— start Supplied data —

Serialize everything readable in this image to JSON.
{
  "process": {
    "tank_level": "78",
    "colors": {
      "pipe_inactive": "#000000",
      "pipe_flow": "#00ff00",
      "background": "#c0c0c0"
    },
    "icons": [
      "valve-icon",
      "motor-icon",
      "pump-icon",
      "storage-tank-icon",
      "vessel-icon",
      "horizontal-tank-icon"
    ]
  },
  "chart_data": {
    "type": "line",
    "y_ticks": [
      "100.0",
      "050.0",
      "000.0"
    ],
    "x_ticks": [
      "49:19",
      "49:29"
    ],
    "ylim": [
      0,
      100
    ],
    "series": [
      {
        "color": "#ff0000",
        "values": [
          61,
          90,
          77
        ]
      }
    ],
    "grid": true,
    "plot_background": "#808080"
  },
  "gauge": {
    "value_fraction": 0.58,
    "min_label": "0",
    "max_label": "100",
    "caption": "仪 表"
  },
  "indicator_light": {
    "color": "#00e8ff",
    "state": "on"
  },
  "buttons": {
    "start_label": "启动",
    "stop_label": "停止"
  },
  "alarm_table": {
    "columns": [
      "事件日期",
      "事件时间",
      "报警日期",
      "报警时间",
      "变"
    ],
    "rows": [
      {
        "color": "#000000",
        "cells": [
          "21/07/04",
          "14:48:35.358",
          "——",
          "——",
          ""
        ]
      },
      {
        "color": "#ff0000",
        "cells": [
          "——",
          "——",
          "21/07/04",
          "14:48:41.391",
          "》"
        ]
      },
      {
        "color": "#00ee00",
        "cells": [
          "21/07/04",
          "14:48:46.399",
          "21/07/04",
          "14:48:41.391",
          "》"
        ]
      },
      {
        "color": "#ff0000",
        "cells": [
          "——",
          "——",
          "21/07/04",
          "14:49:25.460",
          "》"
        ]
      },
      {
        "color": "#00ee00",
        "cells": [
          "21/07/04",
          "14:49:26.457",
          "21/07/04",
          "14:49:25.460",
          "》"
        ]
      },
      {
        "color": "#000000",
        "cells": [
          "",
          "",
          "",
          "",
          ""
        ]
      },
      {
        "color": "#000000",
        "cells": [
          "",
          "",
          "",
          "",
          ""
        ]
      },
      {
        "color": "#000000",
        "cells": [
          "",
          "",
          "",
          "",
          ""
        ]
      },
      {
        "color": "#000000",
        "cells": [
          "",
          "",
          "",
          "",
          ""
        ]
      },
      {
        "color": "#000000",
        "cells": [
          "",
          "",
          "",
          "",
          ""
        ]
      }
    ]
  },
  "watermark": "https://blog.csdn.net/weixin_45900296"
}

— end Supplied data —

**What you need to do**
Reproduce the whole listing word for word.

**Solution to the exercise**
Serialize everything readable in this image to JSON.
{
  "process": {
    "tank_level": "78",
    "colors": {
      "pipe_inactive": "#000000",
      "pipe_flow": "#00ff00",
      "background": "#c0c0c0"
    },
    "icons": [
      "valve-icon",
      "motor-icon",
      "pump-icon",
      "storage-tank-icon",
      "vessel-icon",
      "horizontal-tank-icon"
    ]
  },
  "chart_data": {
    "type": "line",
    "y_ticks": [
      "100.0",
      "050.0",
      "000.0"
    ],
    "x_ticks": [
      "49:19",
      "49:29"
    ],
    "ylim": [
      0,
      100
    ],
    "series": [
      {
        "color": "#ff0000",
        "values": [
          61,
          90,
          77
        ]
      }
    ],
    "grid": true,
    "plot_background": "#808080"
  },
  "gauge": {
    "value_fraction": 0.58,
    "min_label": "0",
    "max_label": "100",
    "caption": "仪 表"
  },
  "indicator_light": {
    "color": "#00e8ff",
    "state": "on"
  },
  "buttons": {
    "start_label": "启动",
    "stop_label": "停止"
  },
  "alarm_table": {
    "columns": [
      "事件日期",
      "事件时间",
      "报警日期",
      "报警时间",
      "变"
    ],
    "rows": [
      {
        "color": "#000000",
        "cells": [
          "21/07/04",
          "14:48:35.358",
          "——",
          "——",
          ""
        ]
      },
      {
        "color": "#ff0000",
        "cells": [
          "——",
          "——",
          "21/07/04",
          "14:48:41.391",
          "》"
        ]
      },
      {
        "color": "#00ee00",
        "cells": [
          "21/07/04",
          "14:48:46.399",
          "21/07/04",
          "14:48:41.391",
          "》"
        ]
      },
      {
        "color": "#ff0000",
        "cells": [
          "——",
          "——",
          "21/07/04",
          "14:49:25.460",
          "》"
        ]
      },
      {
        "color": "#00ee00",
        "cells": [
          "21/07/04",
          "14:49:26.457",
          "21/07/04",
          "14:49:25.460",
          "》"
        ]
      },
      {
        "color": "#000000",
        "cells": [
          "",
          "",
          "",
          "",
          ""
        ]
      },
      {
        "color": "#000000",
        "cells": [
          "",
          "",
          "",
          "",
          ""
        ]
      },
      {
        "color": "#000000",
        "cells": [
          "",
          "",
          "",
          "",
          ""
        ]
      },
      {
        "color": "#000000",
        "cells": [
          "",
          "",
          "",
          "",
          ""
        ]
      },
      {
        "color": "#000000",
        "cells": [
          "",
          "",
          "",
          "",
          ""
        ]
      }
    ]
  },
  "watermark": "https://blog.csdn.net/weixin_45900296"
}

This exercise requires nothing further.